● WHAT YOU WILL DO
Copy out the records precisely, omitting pictures.

● PROVIDED DATA
** start **

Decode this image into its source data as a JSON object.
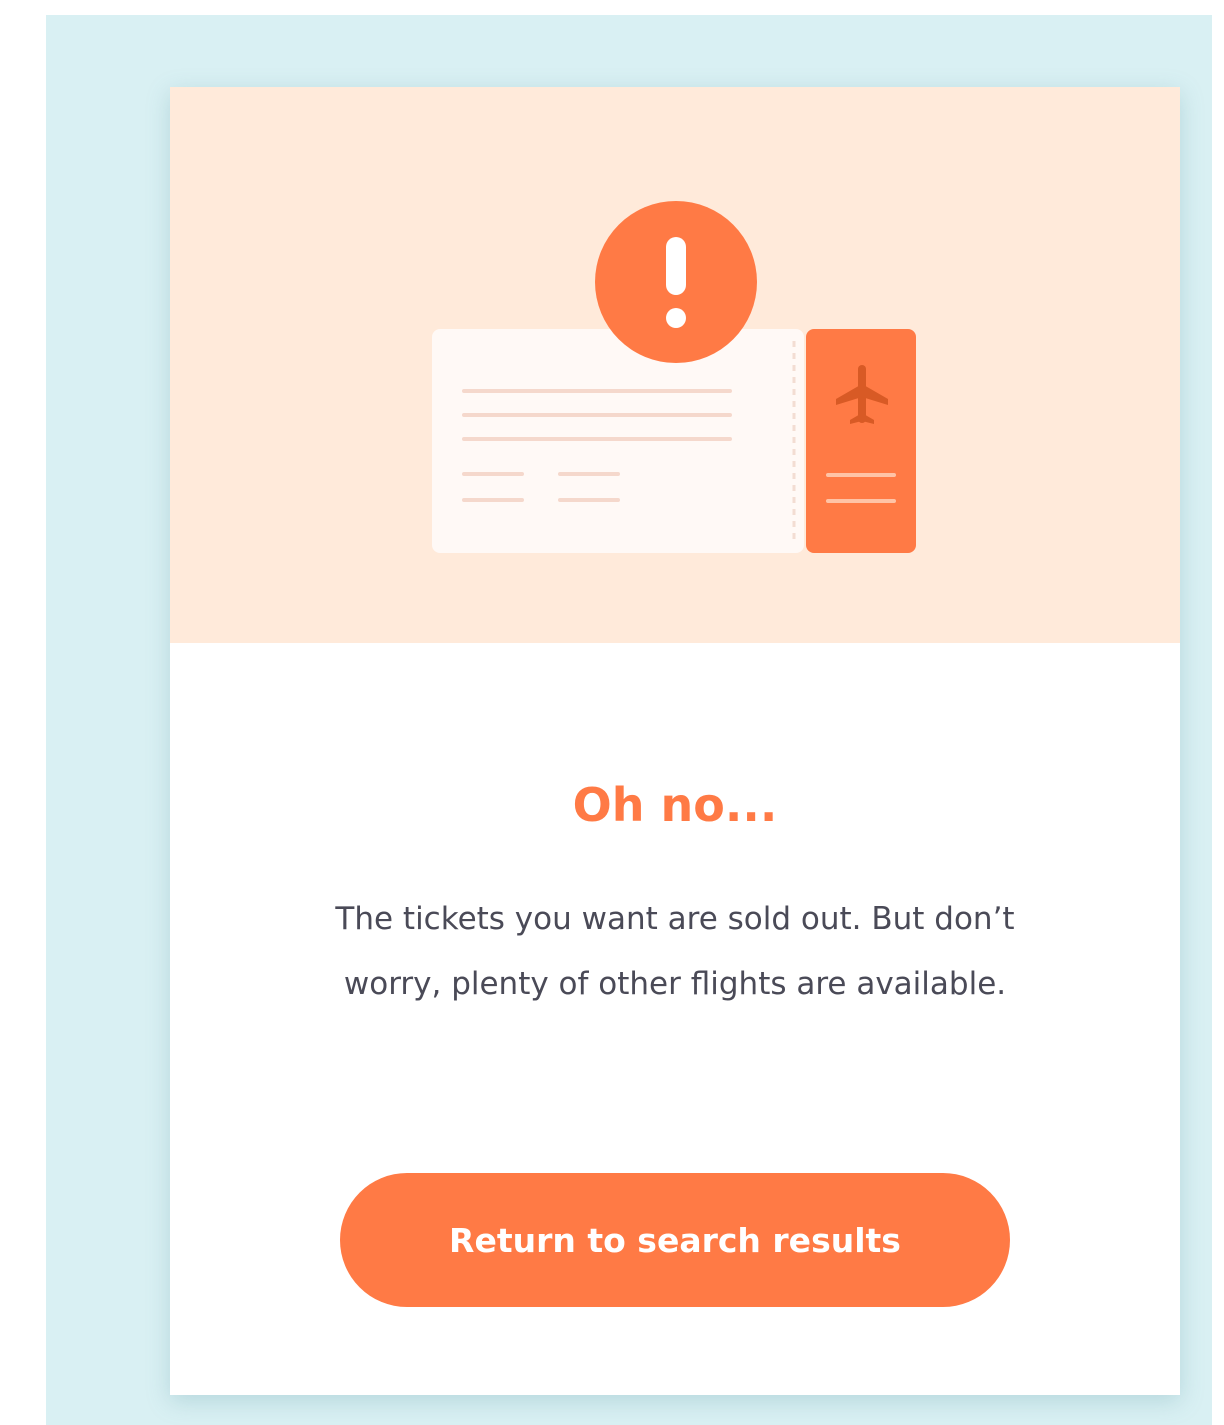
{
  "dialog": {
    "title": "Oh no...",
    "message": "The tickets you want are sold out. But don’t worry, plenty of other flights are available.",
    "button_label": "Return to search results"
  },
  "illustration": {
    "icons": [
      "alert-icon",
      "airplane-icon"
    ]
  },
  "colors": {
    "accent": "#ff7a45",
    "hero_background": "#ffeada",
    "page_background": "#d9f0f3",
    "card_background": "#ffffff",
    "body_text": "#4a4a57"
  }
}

** end **

● CORRECT RESPONSE
Decode this image into its source data as a JSON object.
{
  "dialog": {
    "title": "Oh no...",
    "message": "The tickets you want are sold out. But don’t worry, plenty of other flights are available.",
    "button_label": "Return to search results"
  },
  "illustration": {
    "icons": [
      "alert-icon",
      "airplane-icon"
    ]
  },
  "colors": {
    "accent": "#ff7a45",
    "hero_background": "#ffeada",
    "page_background": "#d9f0f3",
    "card_background": "#ffffff",
    "body_text": "#4a4a57"
  }
}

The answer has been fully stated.